Collected data entries:

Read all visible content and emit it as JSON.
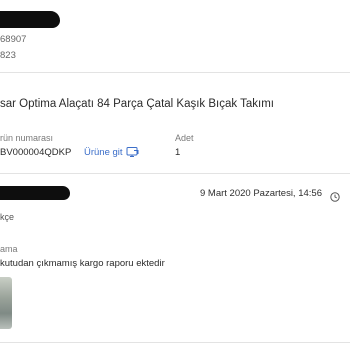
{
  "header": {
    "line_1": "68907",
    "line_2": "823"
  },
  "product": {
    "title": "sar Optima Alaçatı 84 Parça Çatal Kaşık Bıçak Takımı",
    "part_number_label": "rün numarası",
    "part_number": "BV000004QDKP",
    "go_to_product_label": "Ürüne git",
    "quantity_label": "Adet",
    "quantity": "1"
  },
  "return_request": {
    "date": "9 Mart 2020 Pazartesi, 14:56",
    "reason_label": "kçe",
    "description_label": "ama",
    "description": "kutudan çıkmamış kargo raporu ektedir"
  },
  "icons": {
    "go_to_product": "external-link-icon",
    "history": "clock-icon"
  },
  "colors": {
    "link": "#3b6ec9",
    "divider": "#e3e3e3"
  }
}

Given task: Transcribe the listing in full. Omit the pictures and keep every line exact.

Result of the exercise:
Read all visible content and emit it as JSON.
{
  "header": {
    "line_1": "68907",
    "line_2": "823"
  },
  "product": {
    "title": "sar Optima Alaçatı 84 Parça Çatal Kaşık Bıçak Takımı",
    "part_number_label": "rün numarası",
    "part_number": "BV000004QDKP",
    "go_to_product_label": "Ürüne git",
    "quantity_label": "Adet",
    "quantity": "1"
  },
  "return_request": {
    "date": "9 Mart 2020 Pazartesi, 14:56",
    "reason_label": "kçe",
    "description_label": "ama",
    "description": "kutudan çıkmamış kargo raporu ektedir"
  },
  "icons": {
    "go_to_product": "external-link-icon",
    "history": "clock-icon"
  },
  "colors": {
    "link": "#3b6ec9",
    "divider": "#e3e3e3"
  }
}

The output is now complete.